►

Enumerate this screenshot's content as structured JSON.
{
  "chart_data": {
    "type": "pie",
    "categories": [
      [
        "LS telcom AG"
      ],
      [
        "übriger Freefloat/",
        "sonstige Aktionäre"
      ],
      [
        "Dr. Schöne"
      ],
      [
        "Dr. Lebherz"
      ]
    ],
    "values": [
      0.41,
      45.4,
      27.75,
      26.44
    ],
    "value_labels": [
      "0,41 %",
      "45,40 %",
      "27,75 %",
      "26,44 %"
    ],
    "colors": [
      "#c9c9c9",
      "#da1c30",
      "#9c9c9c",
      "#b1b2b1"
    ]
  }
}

◄

YOUR GOAL
Transcribe each record exactly. Leave nothing out.

EXERCISE SOLUTION
Enumerate this screenshot's content as structured JSON.
{
  "chart_data": {
    "type": "pie",
    "categories": [
      [
        "LS telcom AG"
      ],
      [
        "übriger Freefloat/",
        "sonstige Aktionäre"
      ],
      [
        "Dr. Schöne"
      ],
      [
        "Dr. Lebherz"
      ]
    ],
    "values": [
      0.41,
      45.4,
      27.75,
      26.44
    ],
    "value_labels": [
      "0,41 %",
      "45,40 %",
      "27,75 %",
      "26,44 %"
    ],
    "colors": [
      "#c9c9c9",
      "#da1c30",
      "#9c9c9c",
      "#b1b2b1"
    ]
  }
}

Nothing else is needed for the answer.